### Exercise goal
Your task is to copy every line of the entries that contains "detached".

### Excerpted records

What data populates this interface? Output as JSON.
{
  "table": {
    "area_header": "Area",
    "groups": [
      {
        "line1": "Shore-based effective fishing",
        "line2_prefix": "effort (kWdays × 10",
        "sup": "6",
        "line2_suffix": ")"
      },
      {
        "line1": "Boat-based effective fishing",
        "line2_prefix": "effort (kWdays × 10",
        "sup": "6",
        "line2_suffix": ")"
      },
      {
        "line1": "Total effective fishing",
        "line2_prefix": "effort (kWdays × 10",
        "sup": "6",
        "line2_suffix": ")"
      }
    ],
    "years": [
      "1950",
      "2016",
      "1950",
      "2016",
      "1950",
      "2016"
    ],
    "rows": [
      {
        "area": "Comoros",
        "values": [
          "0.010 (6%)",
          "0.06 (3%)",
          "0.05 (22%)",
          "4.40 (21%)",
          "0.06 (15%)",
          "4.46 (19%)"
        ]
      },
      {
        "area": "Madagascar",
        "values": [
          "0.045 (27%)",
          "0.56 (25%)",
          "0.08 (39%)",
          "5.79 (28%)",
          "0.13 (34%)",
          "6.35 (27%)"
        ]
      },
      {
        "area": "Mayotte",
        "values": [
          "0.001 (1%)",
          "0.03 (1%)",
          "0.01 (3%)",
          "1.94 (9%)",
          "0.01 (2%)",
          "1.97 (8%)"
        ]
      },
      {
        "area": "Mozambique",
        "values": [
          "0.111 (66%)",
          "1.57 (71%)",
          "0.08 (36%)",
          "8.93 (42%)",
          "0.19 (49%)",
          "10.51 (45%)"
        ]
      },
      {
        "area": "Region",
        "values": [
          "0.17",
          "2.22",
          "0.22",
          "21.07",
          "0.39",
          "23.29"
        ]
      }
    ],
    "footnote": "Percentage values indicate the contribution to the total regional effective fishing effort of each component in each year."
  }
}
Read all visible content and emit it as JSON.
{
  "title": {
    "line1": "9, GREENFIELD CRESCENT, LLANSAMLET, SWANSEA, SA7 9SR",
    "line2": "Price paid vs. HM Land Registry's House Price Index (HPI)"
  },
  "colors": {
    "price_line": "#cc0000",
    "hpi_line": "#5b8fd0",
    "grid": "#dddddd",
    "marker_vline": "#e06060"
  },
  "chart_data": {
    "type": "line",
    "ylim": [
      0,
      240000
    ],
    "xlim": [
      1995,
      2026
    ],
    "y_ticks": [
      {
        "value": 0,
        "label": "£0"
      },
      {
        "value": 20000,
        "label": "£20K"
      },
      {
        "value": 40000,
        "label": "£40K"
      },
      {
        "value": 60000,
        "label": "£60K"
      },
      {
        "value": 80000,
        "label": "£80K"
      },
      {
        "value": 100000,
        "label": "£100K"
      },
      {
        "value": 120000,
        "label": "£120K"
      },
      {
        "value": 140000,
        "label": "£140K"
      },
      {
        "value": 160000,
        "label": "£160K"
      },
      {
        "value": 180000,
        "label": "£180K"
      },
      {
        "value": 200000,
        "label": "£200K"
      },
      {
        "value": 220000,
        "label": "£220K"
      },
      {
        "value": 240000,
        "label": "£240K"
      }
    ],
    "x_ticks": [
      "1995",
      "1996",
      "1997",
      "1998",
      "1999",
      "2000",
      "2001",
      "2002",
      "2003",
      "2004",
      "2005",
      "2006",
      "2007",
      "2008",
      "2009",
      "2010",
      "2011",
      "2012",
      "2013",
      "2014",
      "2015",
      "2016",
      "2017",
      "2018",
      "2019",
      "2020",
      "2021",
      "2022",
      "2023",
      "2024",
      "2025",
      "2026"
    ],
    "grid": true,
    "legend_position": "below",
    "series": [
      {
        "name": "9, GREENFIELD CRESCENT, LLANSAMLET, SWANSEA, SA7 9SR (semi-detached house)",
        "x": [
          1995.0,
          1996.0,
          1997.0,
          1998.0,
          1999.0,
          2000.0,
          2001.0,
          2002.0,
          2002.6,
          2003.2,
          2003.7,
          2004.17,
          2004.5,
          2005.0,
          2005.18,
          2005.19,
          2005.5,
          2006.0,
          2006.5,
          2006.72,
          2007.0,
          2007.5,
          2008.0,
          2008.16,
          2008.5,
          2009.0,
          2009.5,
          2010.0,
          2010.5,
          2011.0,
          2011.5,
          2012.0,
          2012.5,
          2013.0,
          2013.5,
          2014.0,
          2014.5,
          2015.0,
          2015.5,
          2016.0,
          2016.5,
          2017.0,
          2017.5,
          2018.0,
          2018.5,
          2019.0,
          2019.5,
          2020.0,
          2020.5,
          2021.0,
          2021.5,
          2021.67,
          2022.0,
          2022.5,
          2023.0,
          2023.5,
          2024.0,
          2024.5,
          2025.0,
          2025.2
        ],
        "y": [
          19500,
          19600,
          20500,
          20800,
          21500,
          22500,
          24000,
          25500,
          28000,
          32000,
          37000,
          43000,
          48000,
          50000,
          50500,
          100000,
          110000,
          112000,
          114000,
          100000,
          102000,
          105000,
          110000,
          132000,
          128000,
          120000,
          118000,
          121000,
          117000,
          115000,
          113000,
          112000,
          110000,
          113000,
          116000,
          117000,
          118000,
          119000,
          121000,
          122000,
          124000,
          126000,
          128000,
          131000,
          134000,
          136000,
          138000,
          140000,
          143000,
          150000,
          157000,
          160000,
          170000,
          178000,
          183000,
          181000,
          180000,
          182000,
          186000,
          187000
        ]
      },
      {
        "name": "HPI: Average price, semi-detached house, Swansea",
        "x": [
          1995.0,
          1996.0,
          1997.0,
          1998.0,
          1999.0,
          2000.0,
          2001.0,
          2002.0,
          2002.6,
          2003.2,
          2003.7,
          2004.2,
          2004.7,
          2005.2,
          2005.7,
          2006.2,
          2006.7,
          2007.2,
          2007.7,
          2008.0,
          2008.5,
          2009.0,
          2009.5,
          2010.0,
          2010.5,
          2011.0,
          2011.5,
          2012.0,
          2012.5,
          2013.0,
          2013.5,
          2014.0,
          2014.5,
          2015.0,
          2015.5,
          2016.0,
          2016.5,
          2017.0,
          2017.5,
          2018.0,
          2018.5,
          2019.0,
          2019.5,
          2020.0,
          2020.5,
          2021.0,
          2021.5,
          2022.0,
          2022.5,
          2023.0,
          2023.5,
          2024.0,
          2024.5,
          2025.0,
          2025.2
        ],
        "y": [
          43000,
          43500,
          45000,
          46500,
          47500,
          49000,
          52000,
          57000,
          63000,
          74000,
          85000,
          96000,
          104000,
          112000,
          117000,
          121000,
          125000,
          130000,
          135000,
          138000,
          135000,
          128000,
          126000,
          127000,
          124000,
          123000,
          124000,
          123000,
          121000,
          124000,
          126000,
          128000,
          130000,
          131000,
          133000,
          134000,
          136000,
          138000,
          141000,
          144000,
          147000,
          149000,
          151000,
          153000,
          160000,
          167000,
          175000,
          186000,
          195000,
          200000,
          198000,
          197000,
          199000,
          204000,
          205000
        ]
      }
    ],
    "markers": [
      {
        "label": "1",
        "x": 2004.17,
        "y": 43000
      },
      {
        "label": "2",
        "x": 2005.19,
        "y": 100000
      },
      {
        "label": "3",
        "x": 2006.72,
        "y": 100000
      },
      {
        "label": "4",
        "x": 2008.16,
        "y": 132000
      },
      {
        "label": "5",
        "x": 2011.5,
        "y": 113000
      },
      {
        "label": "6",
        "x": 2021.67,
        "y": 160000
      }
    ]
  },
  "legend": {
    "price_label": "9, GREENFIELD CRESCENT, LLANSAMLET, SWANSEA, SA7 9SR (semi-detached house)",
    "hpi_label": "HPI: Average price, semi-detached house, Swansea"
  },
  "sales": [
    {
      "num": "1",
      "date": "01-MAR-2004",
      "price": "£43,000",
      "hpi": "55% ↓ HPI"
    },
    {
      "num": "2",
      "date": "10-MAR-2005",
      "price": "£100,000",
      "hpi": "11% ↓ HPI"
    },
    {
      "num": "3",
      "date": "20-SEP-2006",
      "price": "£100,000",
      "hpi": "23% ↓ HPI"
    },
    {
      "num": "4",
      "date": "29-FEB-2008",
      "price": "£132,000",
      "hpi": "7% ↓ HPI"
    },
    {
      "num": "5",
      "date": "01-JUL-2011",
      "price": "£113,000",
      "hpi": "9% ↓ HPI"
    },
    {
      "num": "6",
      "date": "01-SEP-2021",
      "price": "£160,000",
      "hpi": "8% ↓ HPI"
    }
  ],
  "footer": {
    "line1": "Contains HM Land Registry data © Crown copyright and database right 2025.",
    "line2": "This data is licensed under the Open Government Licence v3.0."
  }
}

### Result of the task
        "name": "9, GREENFIELD CRESCENT, LLANSAMLET, SWANSEA, SA7 9SR (semi-detached house)",
        "name": "HPI: Average price, semi-detached house, Swansea",
    "price_label": "9, GREENFIELD CRESCENT, LLANSAMLET, SWANSEA, SA7 9SR (semi-detached house)",
    "hpi_label": "HPI: Average price, semi-detached house, Swansea"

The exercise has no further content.